Scan the records for the word "orientation". Copy each line that includes it.

ROWS:
-- begin --

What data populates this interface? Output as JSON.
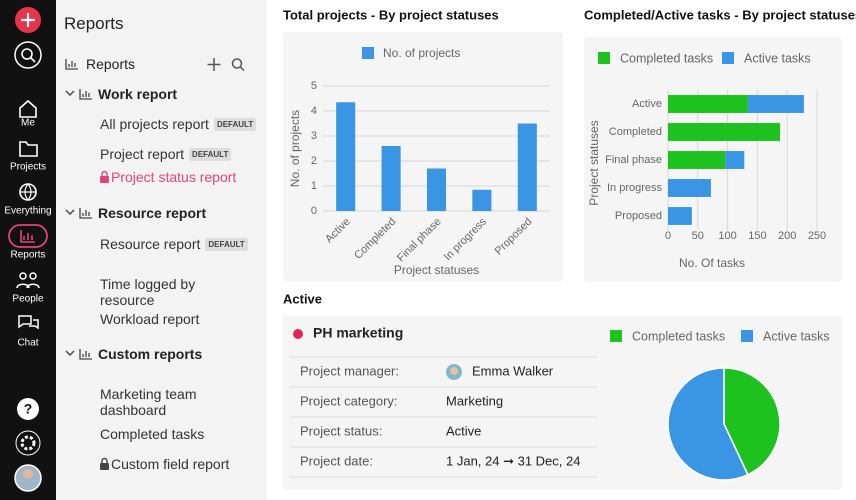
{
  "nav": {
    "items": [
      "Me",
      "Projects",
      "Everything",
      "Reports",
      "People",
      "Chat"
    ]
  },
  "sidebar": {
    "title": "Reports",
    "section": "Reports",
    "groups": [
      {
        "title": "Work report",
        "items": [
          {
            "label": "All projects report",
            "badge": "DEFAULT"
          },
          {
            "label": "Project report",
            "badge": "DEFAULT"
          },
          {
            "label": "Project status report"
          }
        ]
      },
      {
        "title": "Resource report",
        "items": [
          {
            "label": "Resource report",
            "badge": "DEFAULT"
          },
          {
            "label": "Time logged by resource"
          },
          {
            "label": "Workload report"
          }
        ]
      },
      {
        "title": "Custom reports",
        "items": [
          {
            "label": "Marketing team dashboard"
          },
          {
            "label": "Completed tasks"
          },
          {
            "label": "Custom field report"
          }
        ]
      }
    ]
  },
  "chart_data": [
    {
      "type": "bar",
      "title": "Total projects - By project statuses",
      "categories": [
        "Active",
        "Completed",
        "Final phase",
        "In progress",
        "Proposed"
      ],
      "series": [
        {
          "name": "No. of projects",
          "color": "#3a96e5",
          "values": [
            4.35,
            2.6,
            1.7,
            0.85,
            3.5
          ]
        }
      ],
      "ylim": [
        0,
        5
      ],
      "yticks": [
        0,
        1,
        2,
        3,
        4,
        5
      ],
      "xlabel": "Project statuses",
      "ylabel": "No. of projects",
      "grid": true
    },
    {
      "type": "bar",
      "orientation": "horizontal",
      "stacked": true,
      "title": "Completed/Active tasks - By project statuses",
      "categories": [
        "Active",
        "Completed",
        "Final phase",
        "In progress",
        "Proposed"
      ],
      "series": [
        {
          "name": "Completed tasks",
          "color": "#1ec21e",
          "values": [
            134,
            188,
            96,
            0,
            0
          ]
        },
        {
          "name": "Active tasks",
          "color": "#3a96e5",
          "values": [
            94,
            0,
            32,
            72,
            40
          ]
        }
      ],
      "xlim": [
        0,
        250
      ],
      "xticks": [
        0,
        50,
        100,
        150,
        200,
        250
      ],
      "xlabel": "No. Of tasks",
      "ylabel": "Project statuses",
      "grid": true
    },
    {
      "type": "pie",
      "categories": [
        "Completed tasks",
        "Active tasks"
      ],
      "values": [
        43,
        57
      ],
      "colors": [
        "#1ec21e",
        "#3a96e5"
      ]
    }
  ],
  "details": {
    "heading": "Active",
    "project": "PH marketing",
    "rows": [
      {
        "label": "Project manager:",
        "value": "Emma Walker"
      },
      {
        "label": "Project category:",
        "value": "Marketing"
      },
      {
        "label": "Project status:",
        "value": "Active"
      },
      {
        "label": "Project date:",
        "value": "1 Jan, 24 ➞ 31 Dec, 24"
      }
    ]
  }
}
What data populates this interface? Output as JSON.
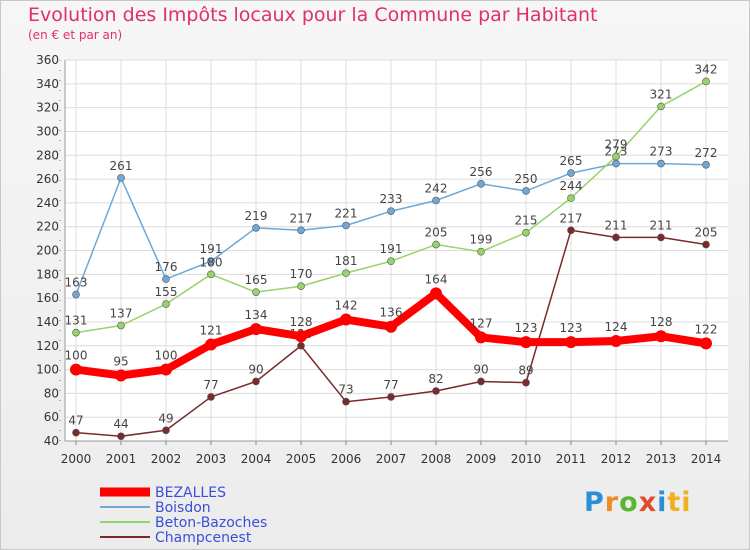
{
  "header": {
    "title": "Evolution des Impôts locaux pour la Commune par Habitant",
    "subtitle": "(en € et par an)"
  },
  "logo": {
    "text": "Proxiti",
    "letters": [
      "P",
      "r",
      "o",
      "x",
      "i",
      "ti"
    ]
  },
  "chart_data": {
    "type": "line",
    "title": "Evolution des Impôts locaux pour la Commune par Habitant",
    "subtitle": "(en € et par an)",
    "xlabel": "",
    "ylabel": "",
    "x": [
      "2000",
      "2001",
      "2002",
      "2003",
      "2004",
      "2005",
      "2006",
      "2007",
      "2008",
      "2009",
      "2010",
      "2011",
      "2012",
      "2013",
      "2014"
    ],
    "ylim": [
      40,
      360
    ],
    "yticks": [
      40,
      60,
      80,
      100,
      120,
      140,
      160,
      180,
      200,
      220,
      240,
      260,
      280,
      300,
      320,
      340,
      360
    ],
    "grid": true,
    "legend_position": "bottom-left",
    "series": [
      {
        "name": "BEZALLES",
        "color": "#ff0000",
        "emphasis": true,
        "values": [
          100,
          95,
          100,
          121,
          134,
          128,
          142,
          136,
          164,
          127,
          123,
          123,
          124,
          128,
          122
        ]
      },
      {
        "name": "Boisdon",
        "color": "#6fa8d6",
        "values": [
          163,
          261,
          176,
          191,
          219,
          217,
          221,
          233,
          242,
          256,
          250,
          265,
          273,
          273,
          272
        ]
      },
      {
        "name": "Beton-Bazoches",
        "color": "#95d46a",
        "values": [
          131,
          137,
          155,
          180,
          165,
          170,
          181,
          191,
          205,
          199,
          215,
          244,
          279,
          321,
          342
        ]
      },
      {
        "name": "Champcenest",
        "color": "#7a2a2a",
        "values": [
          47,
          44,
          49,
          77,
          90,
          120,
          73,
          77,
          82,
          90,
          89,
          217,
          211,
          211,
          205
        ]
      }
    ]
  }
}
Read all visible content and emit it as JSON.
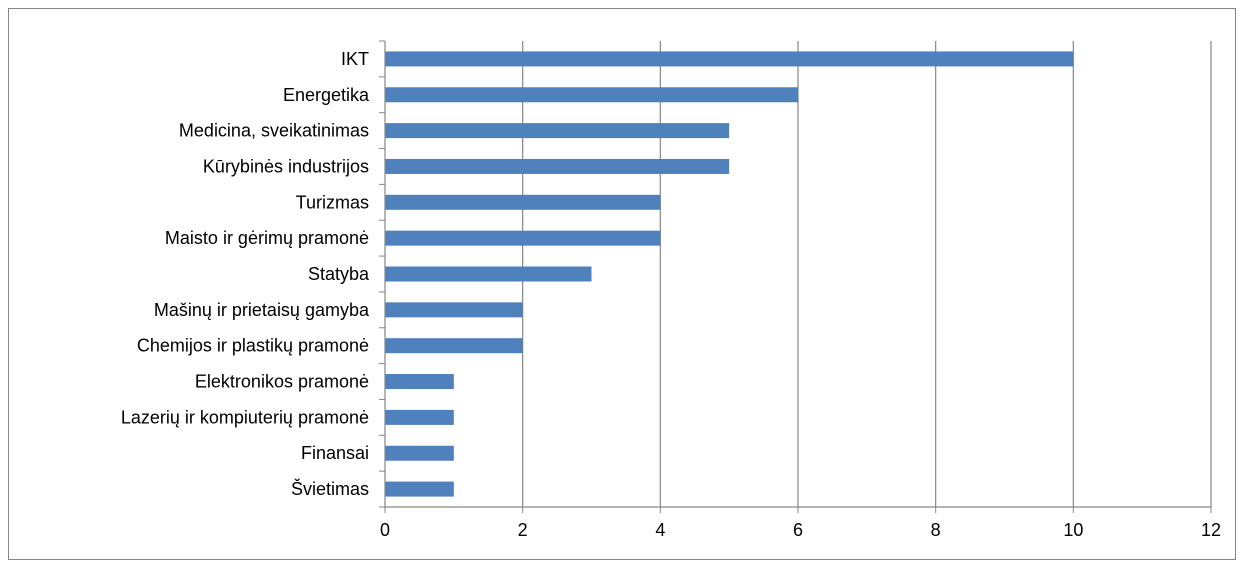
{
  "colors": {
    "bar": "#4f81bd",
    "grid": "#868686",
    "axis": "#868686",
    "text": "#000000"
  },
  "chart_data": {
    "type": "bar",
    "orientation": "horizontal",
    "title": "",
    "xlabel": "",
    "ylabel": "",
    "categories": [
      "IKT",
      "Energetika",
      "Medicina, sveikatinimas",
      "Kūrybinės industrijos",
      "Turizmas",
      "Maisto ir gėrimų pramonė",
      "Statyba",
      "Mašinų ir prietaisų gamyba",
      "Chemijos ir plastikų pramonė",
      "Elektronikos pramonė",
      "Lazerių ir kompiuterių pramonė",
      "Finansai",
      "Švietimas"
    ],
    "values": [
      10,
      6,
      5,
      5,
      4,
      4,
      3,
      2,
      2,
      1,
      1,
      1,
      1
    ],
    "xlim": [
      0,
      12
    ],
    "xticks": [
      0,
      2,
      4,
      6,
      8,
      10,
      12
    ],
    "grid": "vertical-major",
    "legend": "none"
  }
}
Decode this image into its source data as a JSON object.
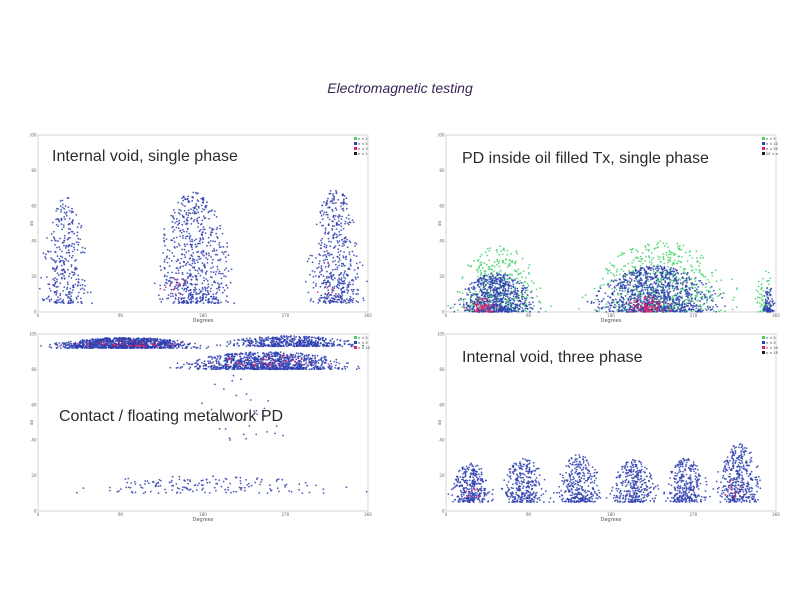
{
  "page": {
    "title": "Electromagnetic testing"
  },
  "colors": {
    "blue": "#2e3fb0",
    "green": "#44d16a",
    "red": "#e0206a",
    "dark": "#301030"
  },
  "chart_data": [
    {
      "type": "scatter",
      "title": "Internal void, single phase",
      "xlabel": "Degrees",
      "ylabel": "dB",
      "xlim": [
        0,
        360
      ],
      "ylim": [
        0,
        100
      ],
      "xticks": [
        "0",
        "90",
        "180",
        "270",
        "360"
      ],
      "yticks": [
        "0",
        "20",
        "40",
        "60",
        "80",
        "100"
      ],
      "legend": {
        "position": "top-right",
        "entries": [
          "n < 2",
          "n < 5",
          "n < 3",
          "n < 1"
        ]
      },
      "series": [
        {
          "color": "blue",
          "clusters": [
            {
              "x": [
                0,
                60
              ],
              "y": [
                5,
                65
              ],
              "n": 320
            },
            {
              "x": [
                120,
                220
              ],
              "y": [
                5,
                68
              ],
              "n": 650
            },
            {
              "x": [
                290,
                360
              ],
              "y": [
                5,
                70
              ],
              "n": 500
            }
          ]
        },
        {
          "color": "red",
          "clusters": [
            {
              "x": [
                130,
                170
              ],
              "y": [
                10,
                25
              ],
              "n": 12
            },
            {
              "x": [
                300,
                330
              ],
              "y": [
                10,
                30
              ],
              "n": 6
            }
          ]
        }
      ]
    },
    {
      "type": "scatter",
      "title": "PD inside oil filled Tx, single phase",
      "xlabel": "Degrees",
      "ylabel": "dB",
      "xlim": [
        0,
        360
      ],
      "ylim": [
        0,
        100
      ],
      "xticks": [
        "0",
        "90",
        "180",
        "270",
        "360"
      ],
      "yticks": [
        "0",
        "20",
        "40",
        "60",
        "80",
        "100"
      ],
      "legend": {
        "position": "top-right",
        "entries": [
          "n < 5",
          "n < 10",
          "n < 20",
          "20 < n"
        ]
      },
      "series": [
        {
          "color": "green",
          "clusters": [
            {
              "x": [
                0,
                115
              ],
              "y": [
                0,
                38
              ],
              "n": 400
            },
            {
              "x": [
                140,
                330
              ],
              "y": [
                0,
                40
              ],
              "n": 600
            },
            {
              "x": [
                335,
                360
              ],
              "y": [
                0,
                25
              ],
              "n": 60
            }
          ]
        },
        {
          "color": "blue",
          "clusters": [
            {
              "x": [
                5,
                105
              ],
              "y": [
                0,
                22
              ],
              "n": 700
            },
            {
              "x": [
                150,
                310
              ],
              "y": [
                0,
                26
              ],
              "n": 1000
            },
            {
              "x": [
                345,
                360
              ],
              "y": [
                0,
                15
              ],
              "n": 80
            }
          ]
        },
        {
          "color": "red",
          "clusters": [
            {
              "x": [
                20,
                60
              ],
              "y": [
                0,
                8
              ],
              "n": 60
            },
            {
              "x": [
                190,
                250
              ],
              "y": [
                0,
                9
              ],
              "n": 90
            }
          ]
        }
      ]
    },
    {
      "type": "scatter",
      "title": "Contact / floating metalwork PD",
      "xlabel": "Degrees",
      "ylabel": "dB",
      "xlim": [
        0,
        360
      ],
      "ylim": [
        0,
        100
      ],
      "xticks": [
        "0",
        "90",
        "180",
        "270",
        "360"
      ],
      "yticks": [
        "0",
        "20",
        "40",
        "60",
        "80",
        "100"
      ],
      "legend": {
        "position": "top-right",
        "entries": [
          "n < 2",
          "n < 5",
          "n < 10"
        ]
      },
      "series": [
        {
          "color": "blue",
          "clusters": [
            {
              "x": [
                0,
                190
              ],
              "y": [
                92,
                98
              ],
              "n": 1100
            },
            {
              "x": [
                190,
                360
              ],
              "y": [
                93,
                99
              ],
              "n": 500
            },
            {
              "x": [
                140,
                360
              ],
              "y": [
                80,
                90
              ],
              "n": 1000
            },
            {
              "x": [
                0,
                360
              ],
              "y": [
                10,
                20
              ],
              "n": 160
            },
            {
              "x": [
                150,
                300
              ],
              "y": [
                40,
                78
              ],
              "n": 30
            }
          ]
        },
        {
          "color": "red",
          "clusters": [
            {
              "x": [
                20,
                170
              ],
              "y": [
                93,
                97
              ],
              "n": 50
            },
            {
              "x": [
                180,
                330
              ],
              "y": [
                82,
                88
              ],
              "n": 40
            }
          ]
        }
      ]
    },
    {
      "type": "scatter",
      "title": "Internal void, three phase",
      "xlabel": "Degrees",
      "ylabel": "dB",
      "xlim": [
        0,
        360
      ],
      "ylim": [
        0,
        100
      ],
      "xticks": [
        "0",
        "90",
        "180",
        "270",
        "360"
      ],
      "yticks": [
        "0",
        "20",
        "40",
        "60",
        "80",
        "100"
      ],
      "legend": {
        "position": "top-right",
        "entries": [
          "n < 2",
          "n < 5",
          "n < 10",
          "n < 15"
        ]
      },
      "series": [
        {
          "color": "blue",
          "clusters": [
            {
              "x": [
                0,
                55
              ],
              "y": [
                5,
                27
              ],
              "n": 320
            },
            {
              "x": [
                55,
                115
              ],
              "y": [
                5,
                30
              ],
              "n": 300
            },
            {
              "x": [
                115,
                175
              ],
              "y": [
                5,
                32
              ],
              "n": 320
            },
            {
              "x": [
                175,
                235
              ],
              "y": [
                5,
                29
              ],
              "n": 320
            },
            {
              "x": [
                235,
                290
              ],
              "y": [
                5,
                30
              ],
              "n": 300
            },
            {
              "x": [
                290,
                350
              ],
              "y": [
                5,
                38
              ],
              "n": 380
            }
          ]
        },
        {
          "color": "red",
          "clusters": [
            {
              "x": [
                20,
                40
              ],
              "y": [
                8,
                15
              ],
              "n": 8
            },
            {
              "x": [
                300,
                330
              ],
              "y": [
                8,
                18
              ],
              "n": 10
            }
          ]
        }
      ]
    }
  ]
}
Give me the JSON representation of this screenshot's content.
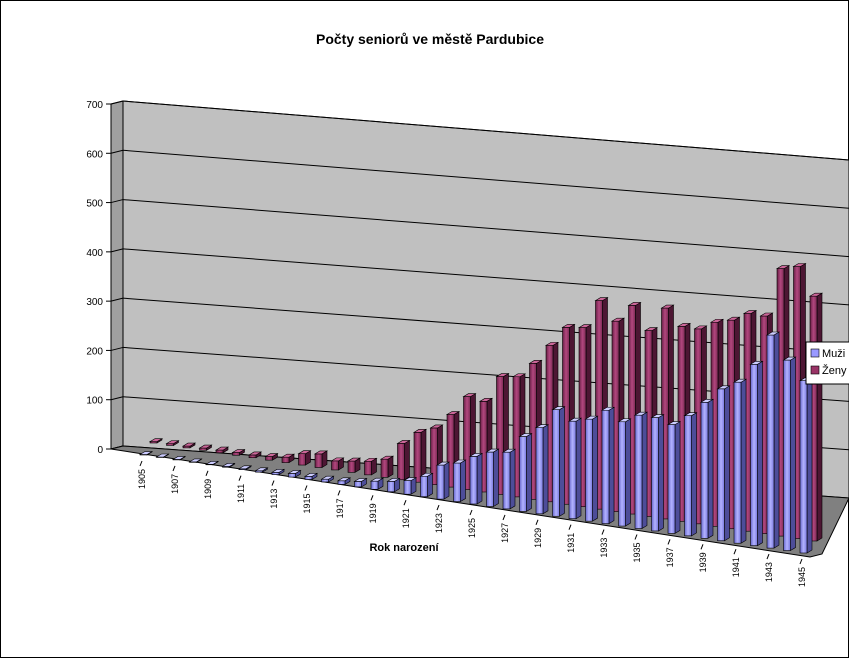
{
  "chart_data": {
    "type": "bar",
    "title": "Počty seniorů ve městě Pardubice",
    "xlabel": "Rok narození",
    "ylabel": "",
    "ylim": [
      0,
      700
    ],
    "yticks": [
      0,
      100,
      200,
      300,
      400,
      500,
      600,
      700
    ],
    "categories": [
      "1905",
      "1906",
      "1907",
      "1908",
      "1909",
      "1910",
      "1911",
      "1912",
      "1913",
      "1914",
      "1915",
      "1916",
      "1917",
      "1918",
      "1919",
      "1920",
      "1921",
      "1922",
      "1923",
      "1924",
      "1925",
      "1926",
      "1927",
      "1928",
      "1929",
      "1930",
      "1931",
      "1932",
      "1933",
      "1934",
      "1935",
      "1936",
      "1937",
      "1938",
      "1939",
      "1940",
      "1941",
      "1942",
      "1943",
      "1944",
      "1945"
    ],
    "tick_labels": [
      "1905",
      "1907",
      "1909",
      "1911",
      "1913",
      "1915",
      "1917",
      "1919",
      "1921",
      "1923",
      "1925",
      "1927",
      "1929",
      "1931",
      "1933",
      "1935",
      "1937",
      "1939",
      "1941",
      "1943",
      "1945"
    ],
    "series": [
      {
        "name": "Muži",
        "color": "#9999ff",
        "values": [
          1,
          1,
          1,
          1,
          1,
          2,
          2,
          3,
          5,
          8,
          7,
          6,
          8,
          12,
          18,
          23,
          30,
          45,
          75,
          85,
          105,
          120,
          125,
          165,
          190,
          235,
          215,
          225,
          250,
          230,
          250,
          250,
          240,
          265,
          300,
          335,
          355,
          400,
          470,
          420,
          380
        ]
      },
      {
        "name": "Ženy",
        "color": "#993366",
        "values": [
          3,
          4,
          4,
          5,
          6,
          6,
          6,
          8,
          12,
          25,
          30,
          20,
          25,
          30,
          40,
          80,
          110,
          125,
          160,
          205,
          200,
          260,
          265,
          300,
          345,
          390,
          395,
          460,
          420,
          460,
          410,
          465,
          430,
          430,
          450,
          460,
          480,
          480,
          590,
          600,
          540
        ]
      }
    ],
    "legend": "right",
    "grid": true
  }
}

-- end --

CORRECT RESPONSE:
      "orientation": "horizontal",
    "orientation": "horizontal",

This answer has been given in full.